RAW DATA:
— BEGIN —
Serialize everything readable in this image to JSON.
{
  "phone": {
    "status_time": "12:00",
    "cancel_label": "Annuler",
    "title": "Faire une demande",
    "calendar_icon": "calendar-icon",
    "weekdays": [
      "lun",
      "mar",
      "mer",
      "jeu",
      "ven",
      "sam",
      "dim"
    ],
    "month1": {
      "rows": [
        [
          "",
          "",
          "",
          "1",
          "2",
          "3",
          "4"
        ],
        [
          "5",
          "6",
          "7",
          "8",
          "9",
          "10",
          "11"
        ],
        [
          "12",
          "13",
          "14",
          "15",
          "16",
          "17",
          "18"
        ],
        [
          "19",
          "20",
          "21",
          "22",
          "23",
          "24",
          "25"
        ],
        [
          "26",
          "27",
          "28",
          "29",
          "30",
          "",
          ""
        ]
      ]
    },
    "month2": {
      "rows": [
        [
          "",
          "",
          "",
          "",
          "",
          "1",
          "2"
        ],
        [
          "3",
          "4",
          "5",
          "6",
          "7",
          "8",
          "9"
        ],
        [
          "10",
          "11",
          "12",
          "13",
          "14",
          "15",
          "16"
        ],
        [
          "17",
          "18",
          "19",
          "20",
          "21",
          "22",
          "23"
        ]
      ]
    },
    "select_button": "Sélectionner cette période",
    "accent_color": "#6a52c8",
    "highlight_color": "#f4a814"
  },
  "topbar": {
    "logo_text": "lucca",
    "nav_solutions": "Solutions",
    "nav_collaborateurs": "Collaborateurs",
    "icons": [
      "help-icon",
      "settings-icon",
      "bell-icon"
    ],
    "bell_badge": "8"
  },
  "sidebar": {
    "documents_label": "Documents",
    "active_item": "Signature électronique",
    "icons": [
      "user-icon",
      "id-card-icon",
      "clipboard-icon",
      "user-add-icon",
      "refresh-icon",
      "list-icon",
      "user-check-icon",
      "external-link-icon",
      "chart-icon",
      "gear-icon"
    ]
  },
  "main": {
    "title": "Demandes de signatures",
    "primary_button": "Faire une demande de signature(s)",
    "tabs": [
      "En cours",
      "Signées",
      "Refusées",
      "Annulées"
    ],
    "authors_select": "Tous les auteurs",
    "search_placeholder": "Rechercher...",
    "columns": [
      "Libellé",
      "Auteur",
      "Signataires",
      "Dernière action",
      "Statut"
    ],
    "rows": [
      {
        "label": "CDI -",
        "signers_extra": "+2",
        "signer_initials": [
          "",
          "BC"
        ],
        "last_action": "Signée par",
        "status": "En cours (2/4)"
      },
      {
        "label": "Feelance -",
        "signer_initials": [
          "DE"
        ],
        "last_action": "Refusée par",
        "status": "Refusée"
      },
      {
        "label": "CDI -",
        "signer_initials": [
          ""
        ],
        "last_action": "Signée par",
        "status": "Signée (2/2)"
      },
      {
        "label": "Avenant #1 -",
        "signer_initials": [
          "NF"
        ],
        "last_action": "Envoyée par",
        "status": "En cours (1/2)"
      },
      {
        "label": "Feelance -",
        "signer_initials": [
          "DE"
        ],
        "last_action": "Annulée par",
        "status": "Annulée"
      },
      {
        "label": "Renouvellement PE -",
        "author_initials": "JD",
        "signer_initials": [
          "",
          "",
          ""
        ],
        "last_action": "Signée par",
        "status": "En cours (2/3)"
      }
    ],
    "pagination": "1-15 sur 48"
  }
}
— END —
WORK TO DO:
Extract each line from the listing above, please, and repeat it exactly.

REPLY TO THE EXERCISE:
Serialize everything readable in this image to JSON.
{
  "phone": {
    "status_time": "12:00",
    "cancel_label": "Annuler",
    "title": "Faire une demande",
    "calendar_icon": "calendar-icon",
    "weekdays": [
      "lun",
      "mar",
      "mer",
      "jeu",
      "ven",
      "sam",
      "dim"
    ],
    "month1": {
      "rows": [
        [
          "",
          "",
          "",
          "1",
          "2",
          "3",
          "4"
        ],
        [
          "5",
          "6",
          "7",
          "8",
          "9",
          "10",
          "11"
        ],
        [
          "12",
          "13",
          "14",
          "15",
          "16",
          "17",
          "18"
        ],
        [
          "19",
          "20",
          "21",
          "22",
          "23",
          "24",
          "25"
        ],
        [
          "26",
          "27",
          "28",
          "29",
          "30",
          "",
          ""
        ]
      ]
    },
    "month2": {
      "rows": [
        [
          "",
          "",
          "",
          "",
          "",
          "1",
          "2"
        ],
        [
          "3",
          "4",
          "5",
          "6",
          "7",
          "8",
          "9"
        ],
        [
          "10",
          "11",
          "12",
          "13",
          "14",
          "15",
          "16"
        ],
        [
          "17",
          "18",
          "19",
          "20",
          "21",
          "22",
          "23"
        ]
      ]
    },
    "select_button": "Sélectionner cette période",
    "accent_color": "#6a52c8",
    "highlight_color": "#f4a814"
  },
  "topbar": {
    "logo_text": "lucca",
    "nav_solutions": "Solutions",
    "nav_collaborateurs": "Collaborateurs",
    "icons": [
      "help-icon",
      "settings-icon",
      "bell-icon"
    ],
    "bell_badge": "8"
  },
  "sidebar": {
    "documents_label": "Documents",
    "active_item": "Signature électronique",
    "icons": [
      "user-icon",
      "id-card-icon",
      "clipboard-icon",
      "user-add-icon",
      "refresh-icon",
      "list-icon",
      "user-check-icon",
      "external-link-icon",
      "chart-icon",
      "gear-icon"
    ]
  },
  "main": {
    "title": "Demandes de signatures",
    "primary_button": "Faire une demande de signature(s)",
    "tabs": [
      "En cours",
      "Signées",
      "Refusées",
      "Annulées"
    ],
    "authors_select": "Tous les auteurs",
    "search_placeholder": "Rechercher...",
    "columns": [
      "Libellé",
      "Auteur",
      "Signataires",
      "Dernière action",
      "Statut"
    ],
    "rows": [
      {
        "label": "CDI -",
        "signers_extra": "+2",
        "signer_initials": [
          "",
          "BC"
        ],
        "last_action": "Signée par",
        "status": "En cours (2/4)"
      },
      {
        "label": "Feelance -",
        "signer_initials": [
          "DE"
        ],
        "last_action": "Refusée par",
        "status": "Refusée"
      },
      {
        "label": "CDI -",
        "signer_initials": [
          ""
        ],
        "last_action": "Signée par",
        "status": "Signée (2/2)"
      },
      {
        "label": "Avenant #1 -",
        "signer_initials": [
          "NF"
        ],
        "last_action": "Envoyée par",
        "status": "En cours (1/2)"
      },
      {
        "label": "Feelance -",
        "signer_initials": [
          "DE"
        ],
        "last_action": "Annulée par",
        "status": "Annulée"
      },
      {
        "label": "Renouvellement PE -",
        "author_initials": "JD",
        "signer_initials": [
          "",
          "",
          ""
        ],
        "last_action": "Signée par",
        "status": "En cours (2/3)"
      }
    ],
    "pagination": "1-15 sur 48"
  }
}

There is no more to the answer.